Problem details>
Copy out all the lines in the records that include the word "جمادی".

Task material>
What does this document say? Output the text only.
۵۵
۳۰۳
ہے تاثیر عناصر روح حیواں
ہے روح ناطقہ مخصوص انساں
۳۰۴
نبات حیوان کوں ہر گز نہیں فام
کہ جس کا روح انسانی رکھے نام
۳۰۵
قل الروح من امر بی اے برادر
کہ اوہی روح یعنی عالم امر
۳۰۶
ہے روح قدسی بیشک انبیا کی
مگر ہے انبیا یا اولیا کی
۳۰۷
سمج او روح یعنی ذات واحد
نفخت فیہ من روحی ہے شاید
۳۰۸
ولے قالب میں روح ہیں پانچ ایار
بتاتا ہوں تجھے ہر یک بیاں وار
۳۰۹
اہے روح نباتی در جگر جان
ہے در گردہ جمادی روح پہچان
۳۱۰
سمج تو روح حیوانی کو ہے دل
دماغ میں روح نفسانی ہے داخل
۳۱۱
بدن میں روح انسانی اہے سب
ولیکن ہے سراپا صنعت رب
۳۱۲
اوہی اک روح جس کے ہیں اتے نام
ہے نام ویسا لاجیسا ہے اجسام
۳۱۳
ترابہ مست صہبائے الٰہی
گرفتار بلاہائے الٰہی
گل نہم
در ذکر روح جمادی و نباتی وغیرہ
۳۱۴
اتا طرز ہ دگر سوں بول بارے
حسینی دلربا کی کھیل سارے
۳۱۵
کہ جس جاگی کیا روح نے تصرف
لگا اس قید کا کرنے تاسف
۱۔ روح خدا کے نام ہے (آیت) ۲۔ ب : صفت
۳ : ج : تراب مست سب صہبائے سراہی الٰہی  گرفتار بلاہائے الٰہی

Exercise response>
ہے در گردہ جمادی روح پہچان
در ذکر روح جمادی و نباتی وغیرہ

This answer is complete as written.